- **GIVEN PROBLEM**
Wherever the string "toolbar" appears in a line, extract that line.

- **DATA SUPPLIED**
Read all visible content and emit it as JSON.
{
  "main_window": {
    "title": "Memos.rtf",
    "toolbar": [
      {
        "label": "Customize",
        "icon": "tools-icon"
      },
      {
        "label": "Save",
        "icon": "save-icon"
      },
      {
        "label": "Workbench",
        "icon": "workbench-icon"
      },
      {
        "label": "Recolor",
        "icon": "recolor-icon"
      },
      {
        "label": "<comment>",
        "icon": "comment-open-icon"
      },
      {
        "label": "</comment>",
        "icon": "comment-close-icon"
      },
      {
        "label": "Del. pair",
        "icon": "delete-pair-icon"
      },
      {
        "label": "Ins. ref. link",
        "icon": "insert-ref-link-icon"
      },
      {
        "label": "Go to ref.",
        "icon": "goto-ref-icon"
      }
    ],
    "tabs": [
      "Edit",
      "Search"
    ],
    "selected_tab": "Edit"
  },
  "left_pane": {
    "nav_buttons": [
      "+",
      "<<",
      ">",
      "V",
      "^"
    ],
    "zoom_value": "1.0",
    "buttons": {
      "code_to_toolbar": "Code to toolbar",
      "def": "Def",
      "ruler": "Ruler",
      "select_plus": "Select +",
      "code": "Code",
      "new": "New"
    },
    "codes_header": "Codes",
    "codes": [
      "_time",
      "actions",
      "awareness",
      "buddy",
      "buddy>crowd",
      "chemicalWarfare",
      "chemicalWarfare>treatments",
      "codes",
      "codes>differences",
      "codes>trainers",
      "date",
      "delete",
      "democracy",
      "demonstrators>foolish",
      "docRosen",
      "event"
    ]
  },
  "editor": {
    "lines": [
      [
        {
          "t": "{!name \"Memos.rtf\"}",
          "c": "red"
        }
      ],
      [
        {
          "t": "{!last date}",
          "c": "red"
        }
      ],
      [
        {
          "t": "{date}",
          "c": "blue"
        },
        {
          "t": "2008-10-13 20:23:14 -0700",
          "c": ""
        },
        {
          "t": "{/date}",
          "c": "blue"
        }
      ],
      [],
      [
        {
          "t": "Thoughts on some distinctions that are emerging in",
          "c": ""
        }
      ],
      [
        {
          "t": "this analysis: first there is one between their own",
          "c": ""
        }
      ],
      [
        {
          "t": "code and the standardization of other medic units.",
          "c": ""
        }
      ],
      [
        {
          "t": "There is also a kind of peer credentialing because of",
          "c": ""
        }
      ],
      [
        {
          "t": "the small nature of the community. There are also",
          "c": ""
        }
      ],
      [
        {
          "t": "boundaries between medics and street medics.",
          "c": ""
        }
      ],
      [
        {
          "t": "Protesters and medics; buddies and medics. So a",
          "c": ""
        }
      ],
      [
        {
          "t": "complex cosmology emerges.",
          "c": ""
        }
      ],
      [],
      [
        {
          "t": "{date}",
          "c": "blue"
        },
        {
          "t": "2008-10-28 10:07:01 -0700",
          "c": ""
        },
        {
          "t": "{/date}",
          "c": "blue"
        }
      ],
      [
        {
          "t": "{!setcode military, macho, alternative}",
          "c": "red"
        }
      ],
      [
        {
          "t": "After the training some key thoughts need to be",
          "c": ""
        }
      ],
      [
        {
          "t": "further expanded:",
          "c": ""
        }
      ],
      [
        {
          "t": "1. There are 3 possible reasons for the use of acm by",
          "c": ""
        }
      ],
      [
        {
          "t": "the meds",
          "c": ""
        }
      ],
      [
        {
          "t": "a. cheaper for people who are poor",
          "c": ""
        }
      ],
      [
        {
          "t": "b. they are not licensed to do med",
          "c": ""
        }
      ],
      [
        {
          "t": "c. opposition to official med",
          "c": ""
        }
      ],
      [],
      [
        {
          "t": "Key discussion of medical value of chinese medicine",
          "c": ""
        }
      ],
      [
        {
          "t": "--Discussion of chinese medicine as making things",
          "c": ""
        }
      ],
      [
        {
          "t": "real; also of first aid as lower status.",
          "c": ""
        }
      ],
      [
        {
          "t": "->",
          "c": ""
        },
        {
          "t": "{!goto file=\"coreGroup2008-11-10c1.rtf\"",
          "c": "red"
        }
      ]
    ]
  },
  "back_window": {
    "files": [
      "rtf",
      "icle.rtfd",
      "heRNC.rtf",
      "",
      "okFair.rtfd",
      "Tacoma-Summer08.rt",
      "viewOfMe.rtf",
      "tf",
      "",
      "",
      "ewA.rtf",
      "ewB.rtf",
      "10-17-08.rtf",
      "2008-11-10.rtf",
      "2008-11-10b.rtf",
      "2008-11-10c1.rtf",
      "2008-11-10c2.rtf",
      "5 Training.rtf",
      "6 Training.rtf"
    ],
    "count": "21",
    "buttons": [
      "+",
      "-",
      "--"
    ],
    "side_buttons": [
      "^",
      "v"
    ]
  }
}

- **ANSWER FOR THE TASK**
    "toolbar": [
      "code_to_toolbar": "Code to toolbar",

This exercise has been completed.